GIVEN REQUEST:
Give the number of lines that contain the string "this", please, and nothing else.

(Records from a collection of figures)
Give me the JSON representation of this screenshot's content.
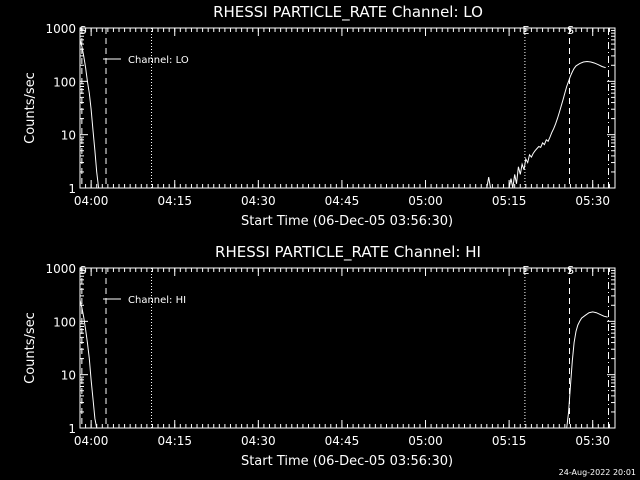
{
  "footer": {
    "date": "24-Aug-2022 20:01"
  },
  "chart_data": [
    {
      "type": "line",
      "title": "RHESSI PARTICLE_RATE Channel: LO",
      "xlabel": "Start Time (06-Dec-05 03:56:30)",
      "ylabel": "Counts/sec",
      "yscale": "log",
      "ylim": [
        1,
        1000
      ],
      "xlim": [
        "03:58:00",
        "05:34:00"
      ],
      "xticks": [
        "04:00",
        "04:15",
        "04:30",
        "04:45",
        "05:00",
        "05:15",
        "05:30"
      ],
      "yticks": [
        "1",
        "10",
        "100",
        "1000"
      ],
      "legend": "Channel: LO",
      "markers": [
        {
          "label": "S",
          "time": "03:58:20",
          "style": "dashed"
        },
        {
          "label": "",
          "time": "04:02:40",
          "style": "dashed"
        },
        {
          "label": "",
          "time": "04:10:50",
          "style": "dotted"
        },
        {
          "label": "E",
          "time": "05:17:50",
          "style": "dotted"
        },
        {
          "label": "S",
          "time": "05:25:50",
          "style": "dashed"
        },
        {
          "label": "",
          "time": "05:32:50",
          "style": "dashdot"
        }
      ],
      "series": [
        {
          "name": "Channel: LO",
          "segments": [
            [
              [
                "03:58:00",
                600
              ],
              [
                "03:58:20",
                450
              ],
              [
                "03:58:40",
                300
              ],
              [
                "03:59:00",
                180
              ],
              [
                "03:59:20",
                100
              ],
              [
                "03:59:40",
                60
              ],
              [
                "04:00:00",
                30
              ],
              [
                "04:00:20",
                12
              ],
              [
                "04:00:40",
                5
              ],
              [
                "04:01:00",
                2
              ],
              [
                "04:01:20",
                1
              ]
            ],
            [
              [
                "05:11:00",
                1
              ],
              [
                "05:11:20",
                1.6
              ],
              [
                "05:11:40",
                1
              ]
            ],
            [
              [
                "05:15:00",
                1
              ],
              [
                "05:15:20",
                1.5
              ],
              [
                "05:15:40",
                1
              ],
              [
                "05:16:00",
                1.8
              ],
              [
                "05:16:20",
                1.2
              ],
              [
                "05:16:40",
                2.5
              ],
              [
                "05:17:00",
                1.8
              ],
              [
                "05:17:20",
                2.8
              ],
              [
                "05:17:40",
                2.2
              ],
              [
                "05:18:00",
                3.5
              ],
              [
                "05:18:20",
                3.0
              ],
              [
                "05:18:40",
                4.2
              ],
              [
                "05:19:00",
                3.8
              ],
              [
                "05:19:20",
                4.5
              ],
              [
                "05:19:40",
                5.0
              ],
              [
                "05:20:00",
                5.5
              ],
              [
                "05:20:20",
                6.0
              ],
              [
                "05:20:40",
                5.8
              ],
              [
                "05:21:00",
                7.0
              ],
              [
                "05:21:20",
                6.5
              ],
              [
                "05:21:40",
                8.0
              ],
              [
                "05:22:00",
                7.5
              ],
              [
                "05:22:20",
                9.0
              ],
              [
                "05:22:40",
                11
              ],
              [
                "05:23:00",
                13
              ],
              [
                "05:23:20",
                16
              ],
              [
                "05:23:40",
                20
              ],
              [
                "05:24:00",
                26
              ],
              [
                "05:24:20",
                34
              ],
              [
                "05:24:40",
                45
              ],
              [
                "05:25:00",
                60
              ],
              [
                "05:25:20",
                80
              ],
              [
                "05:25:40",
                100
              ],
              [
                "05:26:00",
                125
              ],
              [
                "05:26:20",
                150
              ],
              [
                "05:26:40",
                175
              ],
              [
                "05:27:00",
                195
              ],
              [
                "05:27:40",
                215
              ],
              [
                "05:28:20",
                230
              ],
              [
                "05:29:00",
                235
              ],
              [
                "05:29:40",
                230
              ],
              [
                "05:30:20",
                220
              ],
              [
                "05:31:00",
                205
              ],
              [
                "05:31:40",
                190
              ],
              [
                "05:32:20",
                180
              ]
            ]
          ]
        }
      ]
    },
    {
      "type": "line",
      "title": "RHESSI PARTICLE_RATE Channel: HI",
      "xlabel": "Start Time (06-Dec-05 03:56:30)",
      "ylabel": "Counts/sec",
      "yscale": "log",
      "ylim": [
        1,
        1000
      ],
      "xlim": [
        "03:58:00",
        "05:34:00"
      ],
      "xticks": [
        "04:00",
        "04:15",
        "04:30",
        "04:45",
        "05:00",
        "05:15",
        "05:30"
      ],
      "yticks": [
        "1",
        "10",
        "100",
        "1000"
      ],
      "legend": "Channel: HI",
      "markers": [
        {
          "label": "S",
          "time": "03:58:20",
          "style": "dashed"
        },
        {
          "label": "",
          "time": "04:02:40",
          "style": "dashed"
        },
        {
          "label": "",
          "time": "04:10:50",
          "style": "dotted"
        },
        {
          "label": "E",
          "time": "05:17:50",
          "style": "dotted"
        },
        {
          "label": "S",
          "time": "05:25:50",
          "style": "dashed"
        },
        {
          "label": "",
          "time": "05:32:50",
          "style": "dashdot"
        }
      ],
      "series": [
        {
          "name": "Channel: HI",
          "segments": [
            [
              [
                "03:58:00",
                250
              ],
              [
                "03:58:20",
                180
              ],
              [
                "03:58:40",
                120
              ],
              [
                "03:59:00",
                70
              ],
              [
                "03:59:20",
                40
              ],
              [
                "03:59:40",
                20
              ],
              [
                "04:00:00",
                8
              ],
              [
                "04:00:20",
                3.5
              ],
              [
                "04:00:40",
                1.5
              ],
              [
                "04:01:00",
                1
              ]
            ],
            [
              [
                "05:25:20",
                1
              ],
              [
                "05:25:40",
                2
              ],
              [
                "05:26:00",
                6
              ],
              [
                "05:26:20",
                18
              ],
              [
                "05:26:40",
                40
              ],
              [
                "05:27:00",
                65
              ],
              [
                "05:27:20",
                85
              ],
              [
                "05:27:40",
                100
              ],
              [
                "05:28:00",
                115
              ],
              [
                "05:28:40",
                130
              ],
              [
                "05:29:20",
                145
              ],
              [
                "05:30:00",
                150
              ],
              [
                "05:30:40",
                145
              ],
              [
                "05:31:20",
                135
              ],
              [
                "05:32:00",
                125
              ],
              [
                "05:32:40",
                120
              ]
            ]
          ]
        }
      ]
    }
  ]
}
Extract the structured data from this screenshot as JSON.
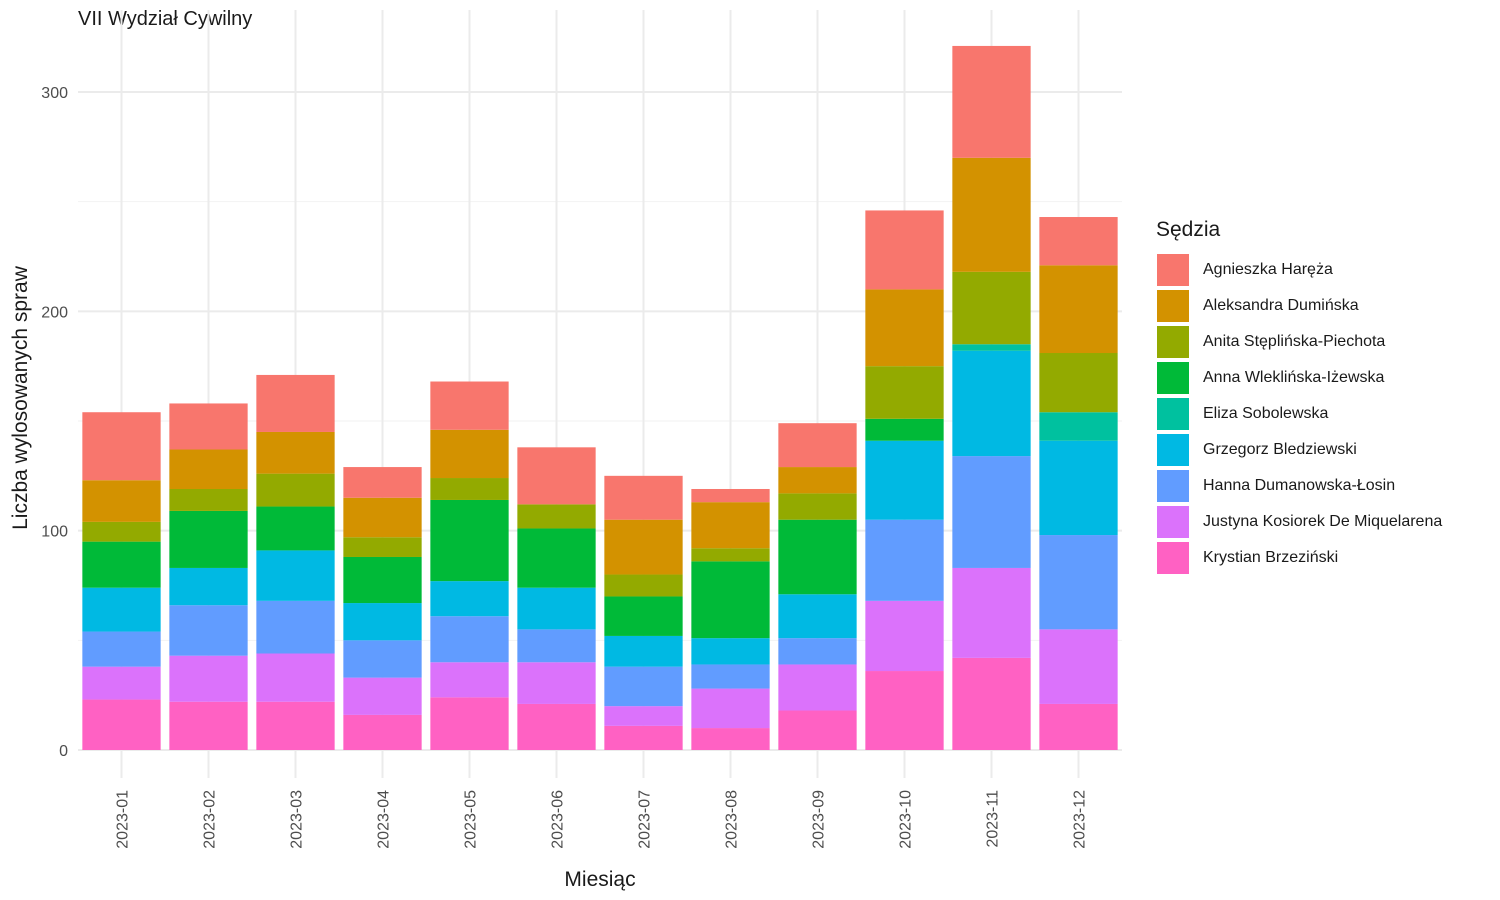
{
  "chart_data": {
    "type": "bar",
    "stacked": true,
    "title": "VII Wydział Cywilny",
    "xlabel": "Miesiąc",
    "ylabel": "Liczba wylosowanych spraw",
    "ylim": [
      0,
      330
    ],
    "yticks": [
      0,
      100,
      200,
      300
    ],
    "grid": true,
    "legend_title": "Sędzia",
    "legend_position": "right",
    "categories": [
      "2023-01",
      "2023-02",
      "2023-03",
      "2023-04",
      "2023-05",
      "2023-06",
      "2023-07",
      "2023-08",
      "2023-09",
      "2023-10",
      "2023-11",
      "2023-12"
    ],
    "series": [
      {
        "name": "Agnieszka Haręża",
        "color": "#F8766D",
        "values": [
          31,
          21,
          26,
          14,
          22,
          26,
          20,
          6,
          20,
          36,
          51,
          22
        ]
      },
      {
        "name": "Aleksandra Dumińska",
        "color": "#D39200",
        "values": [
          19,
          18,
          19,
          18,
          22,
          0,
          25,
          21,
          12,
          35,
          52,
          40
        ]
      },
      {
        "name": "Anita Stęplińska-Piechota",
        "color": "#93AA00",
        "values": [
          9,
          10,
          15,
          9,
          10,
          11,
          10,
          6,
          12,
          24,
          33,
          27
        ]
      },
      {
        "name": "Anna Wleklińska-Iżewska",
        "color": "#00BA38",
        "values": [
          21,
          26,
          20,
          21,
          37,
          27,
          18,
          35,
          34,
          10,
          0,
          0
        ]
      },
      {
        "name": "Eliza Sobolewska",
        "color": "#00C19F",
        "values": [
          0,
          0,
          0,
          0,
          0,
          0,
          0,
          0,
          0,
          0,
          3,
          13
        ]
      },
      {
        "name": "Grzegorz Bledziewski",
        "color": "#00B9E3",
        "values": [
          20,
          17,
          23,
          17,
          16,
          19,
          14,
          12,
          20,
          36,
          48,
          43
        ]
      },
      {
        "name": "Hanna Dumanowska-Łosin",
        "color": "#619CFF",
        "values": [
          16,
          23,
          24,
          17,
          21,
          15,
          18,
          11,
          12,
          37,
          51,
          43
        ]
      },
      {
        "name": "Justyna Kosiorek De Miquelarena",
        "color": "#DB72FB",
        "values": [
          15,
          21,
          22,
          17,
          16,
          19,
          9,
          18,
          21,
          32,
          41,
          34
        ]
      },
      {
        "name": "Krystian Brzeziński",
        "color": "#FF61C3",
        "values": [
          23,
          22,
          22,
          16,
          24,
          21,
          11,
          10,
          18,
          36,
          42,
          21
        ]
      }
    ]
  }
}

FINAL RESULT:
2